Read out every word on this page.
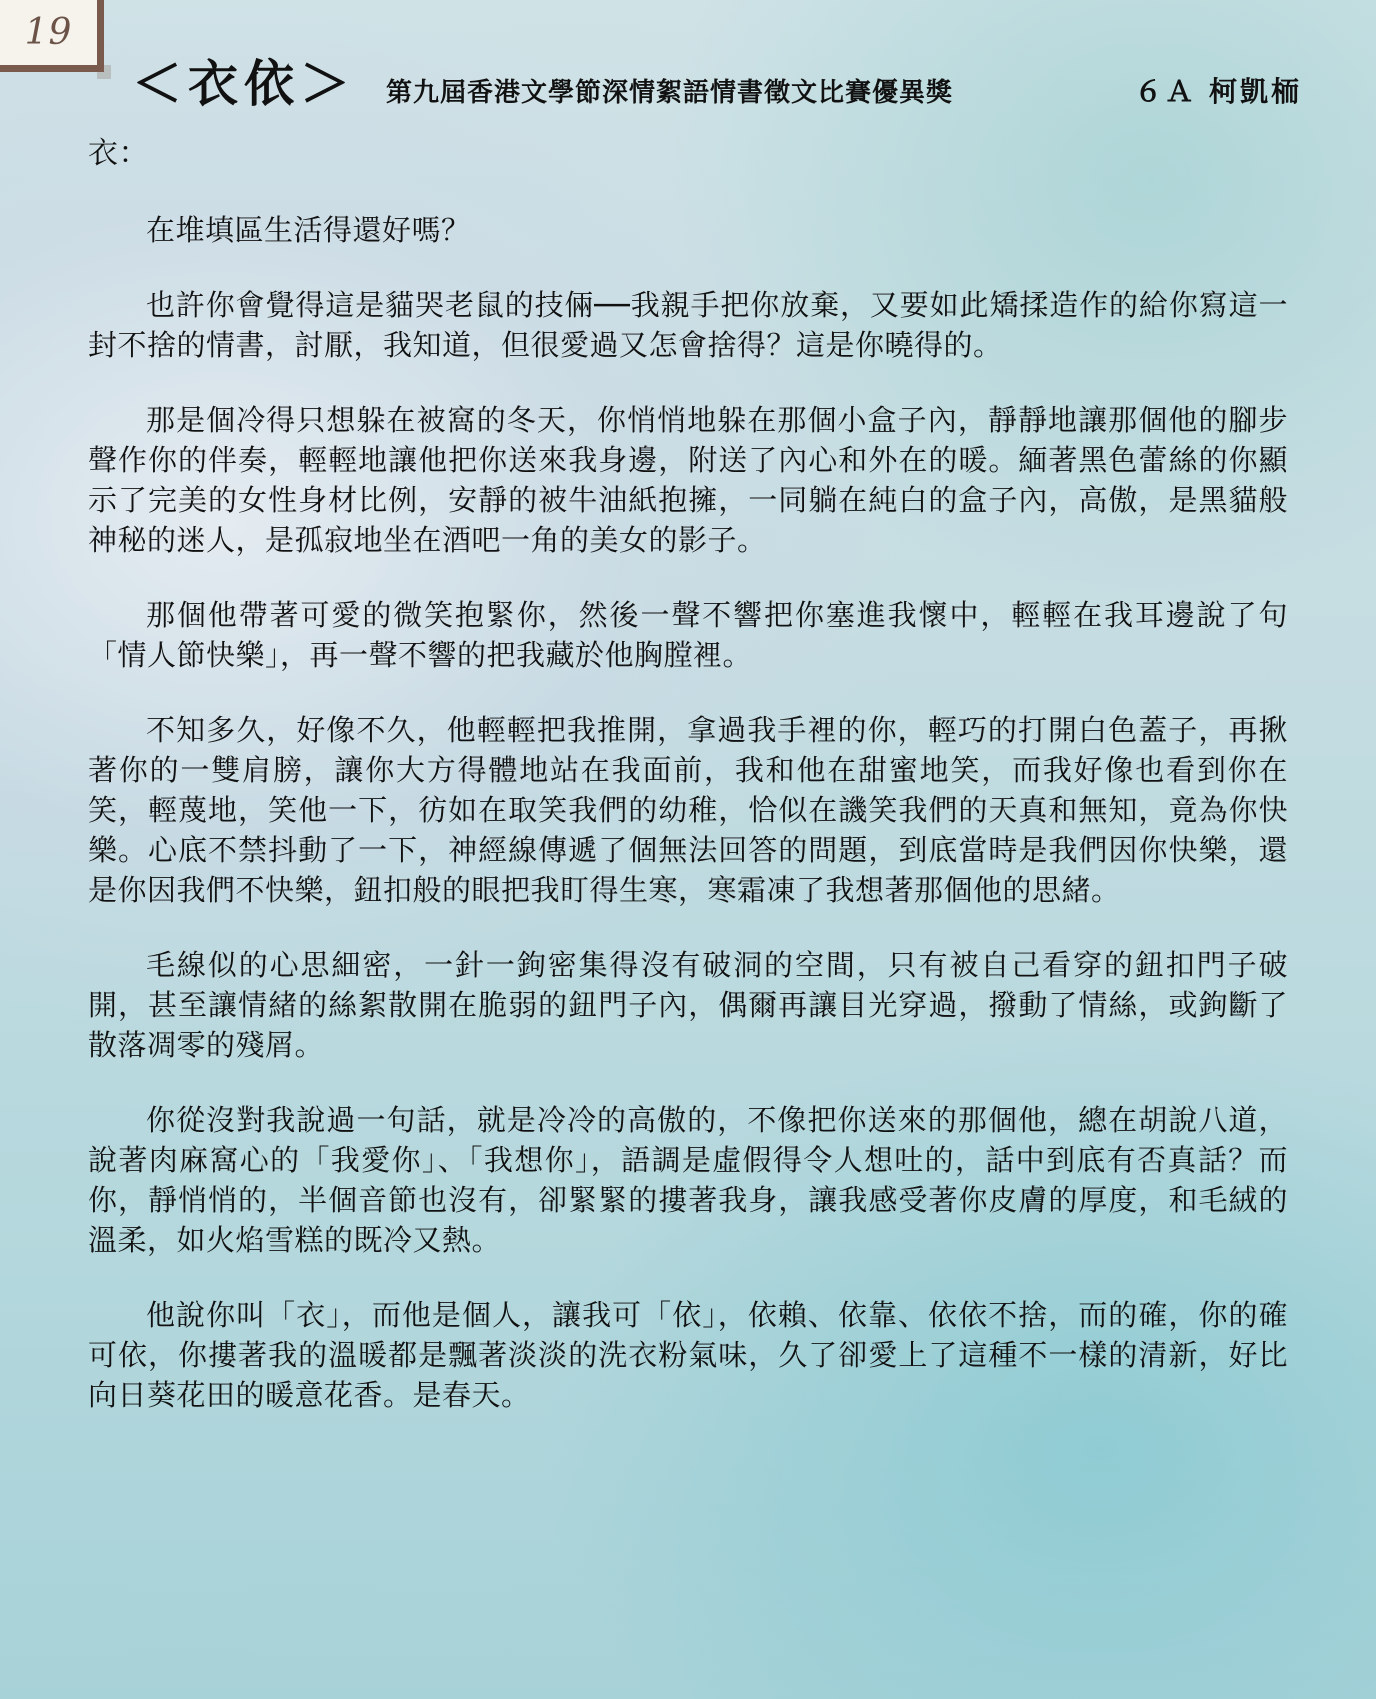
19
＜衣依＞ 第九屆香港文學節深情絮語情書徵文比賽優異獎	６Ａ 柯凱栭

衣：

在堆填區生活得還好嗎？

也許你會覺得這是貓哭老鼠的技倆──我親手把你放棄，又要如此矯揉造作的給你寫這一封不捨的情書，討厭，我知道，但很愛過又怎會捨得？這是你曉得的。

那是個冷得只想躲在被窩的冬天，你悄悄地躲在那個小盒子內，靜靜地讓那個他的腳步聲作你的伴奏，輕輕地讓他把你送來我身邊，附送了內心和外在的暖。緬著黑色蕾絲的你顯示了完美的女性身材比例，安靜的被牛油紙抱擁，一同躺在純白的盒子內，高傲，是黑貓般神秘的迷人，是孤寂地坐在酒吧一角的美女的影子。

那個他帶著可愛的微笑抱緊你，然後一聲不響把你塞進我懷中，輕輕在我耳邊說了句「情人節快樂」，再一聲不響的把我藏於他胸膛裡。

不知多久，好像不久，他輕輕把我推開，拿過我手裡的你，輕巧的打開白色蓋子，再揪著你的一雙肩膀，讓你大方得體地站在我面前，我和他在甜蜜地笑，而我好像也看到你在笑，輕蔑地，笑他一下，彷如在取笑我們的幼稚，恰似在譏笑我們的天真和無知，竟為你快樂。心底不禁抖動了一下，神經線傳遞了個無法回答的問題，到底當時是我們因你快樂，還是你因我們不快樂，鈕扣般的眼把我盯得生寒，寒霜凍了我想著那個他的思緒。

毛線似的心思細密，一針一鉤密集得沒有破洞的空間，只有被自己看穿的鈕扣門子破開，甚至讓情緒的絲絮散開在脆弱的鈕門子內，偶爾再讓目光穿過，撥動了情絲，或鉤斷了散落凋零的殘屑。

你從沒對我說過一句話，就是冷冷的高傲的，不像把你送來的那個他，總在胡說八道，說著肉麻窩心的「我愛你」、「我想你」，語調是虛假得令人想吐的，話中到底有否真話？而你，靜悄悄的，半個音節也沒有，卻緊緊的摟著我身，讓我感受著你皮膚的厚度，和毛絨的溫柔，如火焰雪糕的既冷又熱。

他說你叫「衣」，而他是個人，讓我可「依」，依賴、依靠、依依不捨，而的確，你的確可依，你摟著我的溫暖都是飄著淡淡的洗衣粉氣味，久了卻愛上了這種不一樣的清新，好比向日葵花田的暖意花香。是春天。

====================

Exactly as written, return every line of the listing, but not the pictures.

Task output:
Read out every word on this page.
19
＜衣依＞ 第九屆香港文學節深情絮語情書徵文比賽優異獎	６Ａ 柯凱栭

衣：

在堆填區生活得還好嗎？

也許你會覺得這是貓哭老鼠的技倆──我親手把你放棄，又要如此矯揉造作的給你寫這一封不捨的情書，討厭，我知道，但很愛過又怎會捨得？這是你曉得的。

那是個冷得只想躲在被窩的冬天，你悄悄地躲在那個小盒子內，靜靜地讓那個他的腳步聲作你的伴奏，輕輕地讓他把你送來我身邊，附送了內心和外在的暖。緬著黑色蕾絲的你顯示了完美的女性身材比例，安靜的被牛油紙抱擁，一同躺在純白的盒子內，高傲，是黑貓般神秘的迷人，是孤寂地坐在酒吧一角的美女的影子。

那個他帶著可愛的微笑抱緊你，然後一聲不響把你塞進我懷中，輕輕在我耳邊說了句「情人節快樂」，再一聲不響的把我藏於他胸膛裡。

不知多久，好像不久，他輕輕把我推開，拿過我手裡的你，輕巧的打開白色蓋子，再揪著你的一雙肩膀，讓你大方得體地站在我面前，我和他在甜蜜地笑，而我好像也看到你在笑，輕蔑地，笑他一下，彷如在取笑我們的幼稚，恰似在譏笑我們的天真和無知，竟為你快樂。心底不禁抖動了一下，神經線傳遞了個無法回答的問題，到底當時是我們因你快樂，還是你因我們不快樂，鈕扣般的眼把我盯得生寒，寒霜凍了我想著那個他的思緒。

毛線似的心思細密，一針一鉤密集得沒有破洞的空間，只有被自己看穿的鈕扣門子破開，甚至讓情緒的絲絮散開在脆弱的鈕門子內，偶爾再讓目光穿過，撥動了情絲，或鉤斷了散落凋零的殘屑。

你從沒對我說過一句話，就是冷冷的高傲的，不像把你送來的那個他，總在胡說八道，說著肉麻窩心的「我愛你」、「我想你」，語調是虛假得令人想吐的，話中到底有否真話？而你，靜悄悄的，半個音節也沒有，卻緊緊的摟著我身，讓我感受著你皮膚的厚度，和毛絨的溫柔，如火焰雪糕的既冷又熱。

他說你叫「衣」，而他是個人，讓我可「依」，依賴、依靠、依依不捨，而的確，你的確可依，你摟著我的溫暖都是飄著淡淡的洗衣粉氣味，久了卻愛上了這種不一樣的清新，好比向日葵花田的暖意花香。是春天。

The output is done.